**DATA SECTION**:
---------------
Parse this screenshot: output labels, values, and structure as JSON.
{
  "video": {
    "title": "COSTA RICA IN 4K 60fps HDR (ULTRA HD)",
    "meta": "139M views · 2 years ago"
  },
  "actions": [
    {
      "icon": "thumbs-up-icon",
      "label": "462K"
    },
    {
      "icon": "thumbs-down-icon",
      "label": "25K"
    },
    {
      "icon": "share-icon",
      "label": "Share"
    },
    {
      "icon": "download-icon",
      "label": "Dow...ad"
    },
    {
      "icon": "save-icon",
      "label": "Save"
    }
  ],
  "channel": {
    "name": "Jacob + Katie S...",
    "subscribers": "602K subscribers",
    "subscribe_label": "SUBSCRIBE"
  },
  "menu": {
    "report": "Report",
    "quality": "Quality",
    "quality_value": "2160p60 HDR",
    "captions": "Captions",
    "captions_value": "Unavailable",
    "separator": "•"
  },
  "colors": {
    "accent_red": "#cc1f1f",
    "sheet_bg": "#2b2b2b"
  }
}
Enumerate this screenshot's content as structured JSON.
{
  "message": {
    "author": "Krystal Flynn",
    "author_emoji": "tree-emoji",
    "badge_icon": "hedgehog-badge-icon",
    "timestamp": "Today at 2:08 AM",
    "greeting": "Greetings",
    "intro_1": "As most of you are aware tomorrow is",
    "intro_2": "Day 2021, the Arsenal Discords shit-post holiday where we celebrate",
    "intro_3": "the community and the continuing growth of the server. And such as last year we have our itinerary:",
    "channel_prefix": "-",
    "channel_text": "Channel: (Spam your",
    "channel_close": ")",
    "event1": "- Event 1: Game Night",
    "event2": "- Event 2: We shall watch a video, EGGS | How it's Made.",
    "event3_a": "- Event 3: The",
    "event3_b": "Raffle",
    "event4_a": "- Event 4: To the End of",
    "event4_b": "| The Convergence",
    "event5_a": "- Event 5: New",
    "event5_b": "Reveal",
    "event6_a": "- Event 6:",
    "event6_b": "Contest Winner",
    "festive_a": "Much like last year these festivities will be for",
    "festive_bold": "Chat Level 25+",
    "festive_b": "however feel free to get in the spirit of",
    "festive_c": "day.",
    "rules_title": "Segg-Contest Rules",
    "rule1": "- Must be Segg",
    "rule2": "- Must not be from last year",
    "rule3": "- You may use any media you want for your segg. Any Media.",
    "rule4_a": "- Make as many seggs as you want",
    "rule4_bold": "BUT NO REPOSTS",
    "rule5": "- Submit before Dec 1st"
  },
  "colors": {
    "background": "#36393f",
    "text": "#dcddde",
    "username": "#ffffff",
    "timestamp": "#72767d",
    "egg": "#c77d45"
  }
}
---------------
**SHORT TASK**: Reproduce every record, matching each line exactly.

**CORRECT RESULT**:
Parse this screenshot: output labels, values, and structure as JSON.
{
  "video": {
    "title": "COSTA RICA IN 4K 60fps HDR (ULTRA HD)",
    "meta": "139M views · 2 years ago"
  },
  "actions": [
    {
      "icon": "thumbs-up-icon",
      "label": "462K"
    },
    {
      "icon": "thumbs-down-icon",
      "label": "25K"
    },
    {
      "icon": "share-icon",
      "label": "Share"
    },
    {
      "icon": "download-icon",
      "label": "Dow...ad"
    },
    {
      "icon": "save-icon",
      "label": "Save"
    }
  ],
  "channel": {
    "name": "Jacob + Katie S...",
    "subscribers": "602K subscribers",
    "subscribe_label": "SUBSCRIBE"
  },
  "menu": {
    "report": "Report",
    "quality": "Quality",
    "quality_value": "2160p60 HDR",
    "captions": "Captions",
    "captions_value": "Unavailable",
    "separator": "•"
  },
  "colors": {
    "accent_red": "#cc1f1f",
    "sheet_bg": "#2b2b2b"
  }
}
Enumerate this screenshot's content as structured JSON.
{
  "message": {
    "author": "Krystal Flynn",
    "author_emoji": "tree-emoji",
    "badge_icon": "hedgehog-badge-icon",
    "timestamp": "Today at 2:08 AM",
    "greeting": "Greetings",
    "intro_1": "As most of you are aware tomorrow is",
    "intro_2": "Day 2021, the Arsenal Discords shit-post holiday where we celebrate",
    "intro_3": "the community and the continuing growth of the server. And such as last year we have our itinerary:",
    "channel_prefix": "-",
    "channel_text": "Channel: (Spam your",
    "channel_close": ")",
    "event1": "- Event 1: Game Night",
    "event2": "- Event 2: We shall watch a video, EGGS | How it's Made.",
    "event3_a": "- Event 3: The",
    "event3_b": "Raffle",
    "event4_a": "- Event 4: To the End of",
    "event4_b": "| The Convergence",
    "event5_a": "- Event 5: New",
    "event5_b": "Reveal",
    "event6_a": "- Event 6:",
    "event6_b": "Contest Winner",
    "festive_a": "Much like last year these festivities will be for",
    "festive_bold": "Chat Level 25+",
    "festive_b": "however feel free to get in the spirit of",
    "festive_c": "day.",
    "rules_title": "Segg-Contest Rules",
    "rule1": "- Must be Segg",
    "rule2": "- Must not be from last year",
    "rule3": "- You may use any media you want for your segg. Any Media.",
    "rule4_a": "- Make as many seggs as you want",
    "rule4_bold": "BUT NO REPOSTS",
    "rule5": "- Submit before Dec 1st"
  },
  "colors": {
    "background": "#36393f",
    "text": "#dcddde",
    "username": "#ffffff",
    "timestamp": "#72767d",
    "egg": "#c77d45"
  }
}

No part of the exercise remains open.